### Given problem
Would you transcribe the whole listing exactly, minus its pictures?

□ □ □ □

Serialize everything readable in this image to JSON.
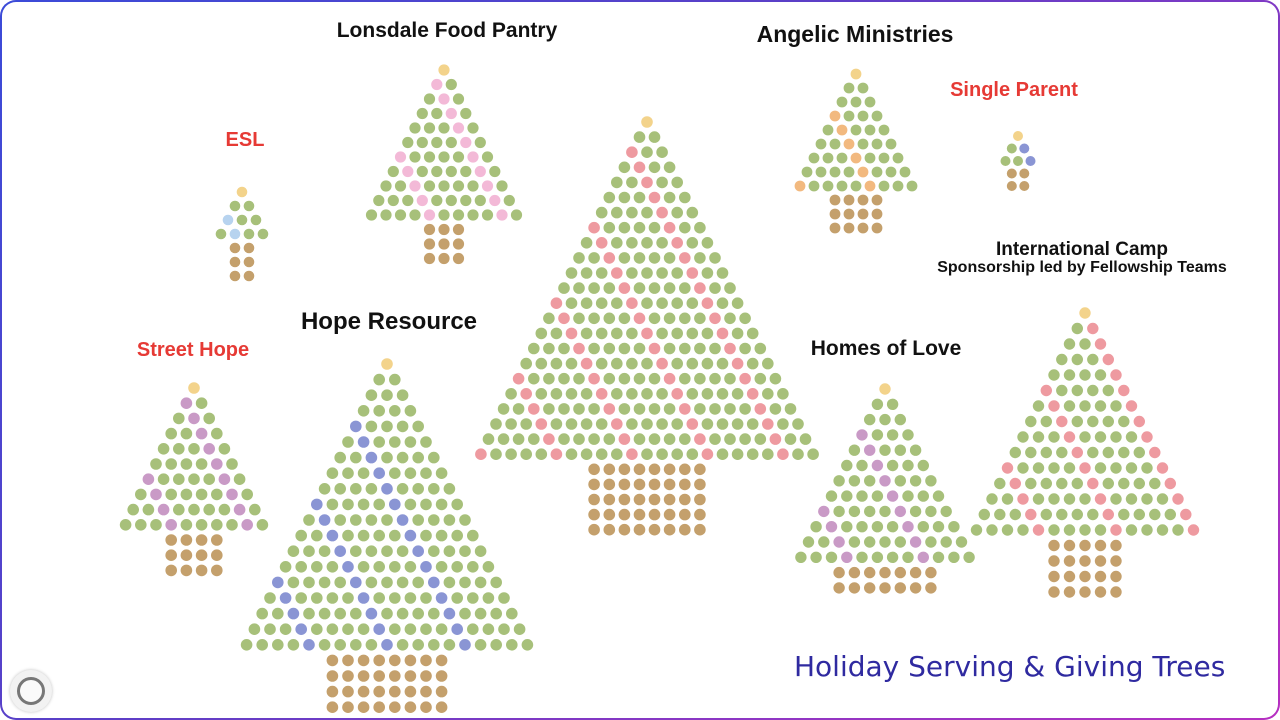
{
  "title": "Holiday Serving & Giving Trees",
  "colors": {
    "green": "#a7c07a",
    "trunk": "#c4a06c",
    "star": "#f3d38b",
    "pink": "#f3b9d7",
    "coral": "#ee9aa0",
    "orange": "#f2b97f",
    "blue": "#8a95d4",
    "lightblue": "#b7d3ef",
    "purple": "#c99ac6",
    "title": "#2f2aa0",
    "red_label": "#e63a35"
  },
  "trees": [
    {
      "name": "Lonsdale Food Pantry",
      "label_color": "black",
      "tree_rows": 10,
      "trunk_rows": 3,
      "trunk_width": 3,
      "ornament_color": "pink"
    },
    {
      "name": "Angelic Ministries",
      "label_color": "black",
      "tree_rows": 8,
      "trunk_rows": 3,
      "trunk_width": 4,
      "ornament_color": "orange"
    },
    {
      "name": "Single Parent",
      "label_color": "red",
      "tree_rows": 2,
      "trunk_rows": 2,
      "trunk_width": 2,
      "ornament_color": "blue"
    },
    {
      "name": "ESL",
      "label_color": "red",
      "tree_rows": 3,
      "trunk_rows": 3,
      "trunk_width": 2,
      "ornament_color": "lightblue"
    },
    {
      "name": "Hope Resource",
      "label_color": "black",
      "tree_rows": 18,
      "trunk_rows": 4,
      "trunk_width": 8,
      "ornament_color": "blue"
    },
    {
      "name": "Street Hope",
      "label_color": "red",
      "tree_rows": 9,
      "trunk_rows": 3,
      "trunk_width": 4,
      "ornament_color": "purple"
    },
    {
      "name": "Homes of Love",
      "label_color": "black",
      "tree_rows": 11,
      "trunk_rows": 2,
      "trunk_width": 7,
      "ornament_color": "purple"
    },
    {
      "name": "International Camp\nSponsorship led by Fellowship Teams",
      "label_color": "black",
      "tree_rows": 14,
      "trunk_rows": 4,
      "trunk_width": 5,
      "ornament_color": "coral"
    },
    {
      "name": "",
      "label_color": "black",
      "tree_rows": 22,
      "trunk_rows": 5,
      "trunk_width": 8,
      "ornament_color": "coral"
    }
  ]
}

□ □ □ □

### Reply to the exercise
Serialize everything readable in this image to JSON.
{
  "title": "Holiday Serving & Giving Trees",
  "colors": {
    "green": "#a7c07a",
    "trunk": "#c4a06c",
    "star": "#f3d38b",
    "pink": "#f3b9d7",
    "coral": "#ee9aa0",
    "orange": "#f2b97f",
    "blue": "#8a95d4",
    "lightblue": "#b7d3ef",
    "purple": "#c99ac6",
    "title": "#2f2aa0",
    "red_label": "#e63a35"
  },
  "trees": [
    {
      "name": "Lonsdale Food Pantry",
      "label_color": "black",
      "tree_rows": 10,
      "trunk_rows": 3,
      "trunk_width": 3,
      "ornament_color": "pink"
    },
    {
      "name": "Angelic Ministries",
      "label_color": "black",
      "tree_rows": 8,
      "trunk_rows": 3,
      "trunk_width": 4,
      "ornament_color": "orange"
    },
    {
      "name": "Single Parent",
      "label_color": "red",
      "tree_rows": 2,
      "trunk_rows": 2,
      "trunk_width": 2,
      "ornament_color": "blue"
    },
    {
      "name": "ESL",
      "label_color": "red",
      "tree_rows": 3,
      "trunk_rows": 3,
      "trunk_width": 2,
      "ornament_color": "lightblue"
    },
    {
      "name": "Hope Resource",
      "label_color": "black",
      "tree_rows": 18,
      "trunk_rows": 4,
      "trunk_width": 8,
      "ornament_color": "blue"
    },
    {
      "name": "Street Hope",
      "label_color": "red",
      "tree_rows": 9,
      "trunk_rows": 3,
      "trunk_width": 4,
      "ornament_color": "purple"
    },
    {
      "name": "Homes of Love",
      "label_color": "black",
      "tree_rows": 11,
      "trunk_rows": 2,
      "trunk_width": 7,
      "ornament_color": "purple"
    },
    {
      "name": "International Camp\nSponsorship led by Fellowship Teams",
      "label_color": "black",
      "tree_rows": 14,
      "trunk_rows": 4,
      "trunk_width": 5,
      "ornament_color": "coral"
    },
    {
      "name": "",
      "label_color": "black",
      "tree_rows": 22,
      "trunk_rows": 5,
      "trunk_width": 8,
      "ornament_color": "coral"
    }
  ]
}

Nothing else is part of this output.